• _OBJECTIVE_:
Show each line from the listing that includes the word "geçen".

-- BEGIN DATA SHOWN --

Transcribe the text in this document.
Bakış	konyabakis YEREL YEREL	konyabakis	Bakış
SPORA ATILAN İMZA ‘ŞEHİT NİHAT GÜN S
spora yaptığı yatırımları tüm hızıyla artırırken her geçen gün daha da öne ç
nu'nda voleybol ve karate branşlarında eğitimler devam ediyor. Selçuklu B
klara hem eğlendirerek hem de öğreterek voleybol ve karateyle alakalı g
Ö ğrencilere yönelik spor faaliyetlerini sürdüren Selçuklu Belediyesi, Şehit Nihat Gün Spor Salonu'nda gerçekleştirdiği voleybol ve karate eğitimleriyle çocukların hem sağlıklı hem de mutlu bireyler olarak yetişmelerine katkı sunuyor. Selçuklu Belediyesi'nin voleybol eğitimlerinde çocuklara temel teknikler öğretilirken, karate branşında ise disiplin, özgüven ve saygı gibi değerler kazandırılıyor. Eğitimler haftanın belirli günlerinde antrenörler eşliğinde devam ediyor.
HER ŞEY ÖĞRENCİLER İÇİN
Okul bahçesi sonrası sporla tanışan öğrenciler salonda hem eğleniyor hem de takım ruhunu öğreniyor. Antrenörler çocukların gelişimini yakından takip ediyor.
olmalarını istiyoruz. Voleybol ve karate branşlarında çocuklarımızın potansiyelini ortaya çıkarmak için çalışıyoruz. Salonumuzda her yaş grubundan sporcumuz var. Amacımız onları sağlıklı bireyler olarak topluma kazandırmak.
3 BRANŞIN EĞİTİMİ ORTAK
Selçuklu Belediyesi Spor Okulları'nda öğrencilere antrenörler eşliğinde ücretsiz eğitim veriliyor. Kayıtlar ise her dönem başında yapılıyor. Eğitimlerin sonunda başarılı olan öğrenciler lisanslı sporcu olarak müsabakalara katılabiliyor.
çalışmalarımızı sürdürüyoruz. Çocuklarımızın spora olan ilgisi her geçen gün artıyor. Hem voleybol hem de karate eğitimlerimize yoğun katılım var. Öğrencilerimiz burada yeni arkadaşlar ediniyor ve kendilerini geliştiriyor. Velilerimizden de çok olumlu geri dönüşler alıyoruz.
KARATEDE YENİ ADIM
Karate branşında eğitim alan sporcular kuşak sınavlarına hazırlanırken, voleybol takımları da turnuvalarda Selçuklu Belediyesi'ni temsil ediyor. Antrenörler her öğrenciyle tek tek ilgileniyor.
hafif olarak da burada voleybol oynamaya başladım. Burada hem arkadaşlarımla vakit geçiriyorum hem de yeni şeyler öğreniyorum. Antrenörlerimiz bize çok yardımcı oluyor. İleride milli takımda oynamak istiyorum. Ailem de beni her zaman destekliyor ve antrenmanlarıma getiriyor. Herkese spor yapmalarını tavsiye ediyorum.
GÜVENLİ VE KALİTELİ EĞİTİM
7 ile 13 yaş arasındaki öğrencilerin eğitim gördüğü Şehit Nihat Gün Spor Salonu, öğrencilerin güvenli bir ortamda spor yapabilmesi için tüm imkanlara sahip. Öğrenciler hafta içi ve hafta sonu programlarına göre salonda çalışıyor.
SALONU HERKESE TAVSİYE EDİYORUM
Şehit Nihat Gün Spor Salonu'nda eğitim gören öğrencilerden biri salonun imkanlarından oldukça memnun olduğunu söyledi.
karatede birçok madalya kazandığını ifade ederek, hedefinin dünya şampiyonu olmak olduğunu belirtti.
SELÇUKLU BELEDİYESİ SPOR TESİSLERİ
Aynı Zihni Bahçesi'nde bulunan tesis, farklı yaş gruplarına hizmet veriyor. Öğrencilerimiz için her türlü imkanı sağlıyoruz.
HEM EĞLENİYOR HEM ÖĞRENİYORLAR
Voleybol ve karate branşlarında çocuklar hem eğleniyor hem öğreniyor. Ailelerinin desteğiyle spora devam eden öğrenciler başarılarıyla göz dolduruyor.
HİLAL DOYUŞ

-- END DATA SHOWN --
-- BEGIN DATA SHOWN --

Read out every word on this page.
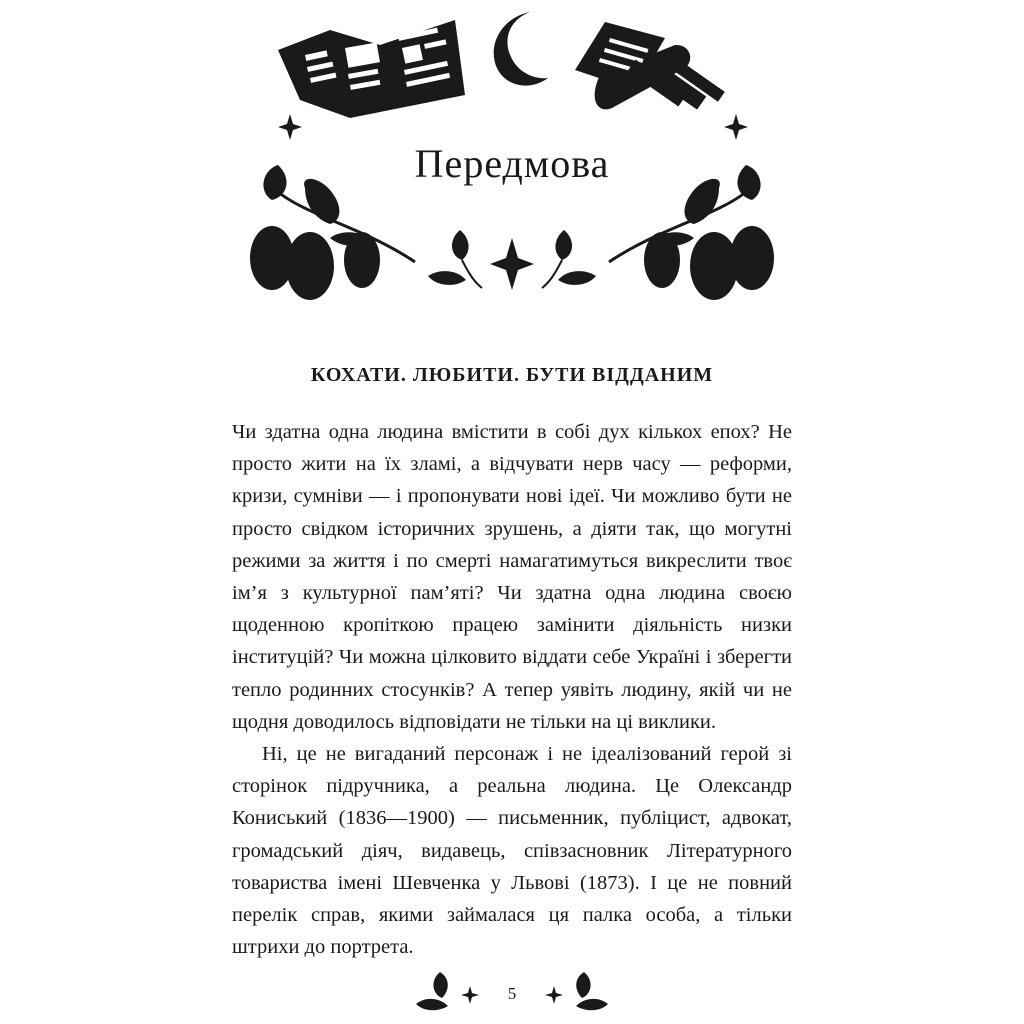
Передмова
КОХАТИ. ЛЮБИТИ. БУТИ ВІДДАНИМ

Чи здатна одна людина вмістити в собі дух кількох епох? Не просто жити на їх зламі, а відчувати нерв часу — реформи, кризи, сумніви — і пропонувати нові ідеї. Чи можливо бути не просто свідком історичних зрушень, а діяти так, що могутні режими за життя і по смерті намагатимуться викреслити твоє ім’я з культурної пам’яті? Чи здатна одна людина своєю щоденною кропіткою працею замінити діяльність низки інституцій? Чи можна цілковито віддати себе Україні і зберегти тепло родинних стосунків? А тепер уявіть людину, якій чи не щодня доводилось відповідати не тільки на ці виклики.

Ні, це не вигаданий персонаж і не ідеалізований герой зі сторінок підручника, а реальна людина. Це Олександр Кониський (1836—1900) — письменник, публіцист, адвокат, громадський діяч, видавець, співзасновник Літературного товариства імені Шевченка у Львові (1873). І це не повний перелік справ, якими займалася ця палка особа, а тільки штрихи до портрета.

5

-- END DATA SHOWN --

• _RESULT BELOW_:
spora yaptığı yatırımları tüm hızıyla artırırken her geçen gün daha da öne ç
çalışmalarımızı sürdürüyoruz. Çocuklarımızın spora olan ilgisi her geçen gün artıyor. Hem voleybol hem de karate eğitimlerimize yoğun katılım var. Öğrencilerimiz burada yeni arkadaşlar ediniyor ve kendilerini geliştiriyor. Velilerimizden de çok olumlu geri dönüşler alıyoruz.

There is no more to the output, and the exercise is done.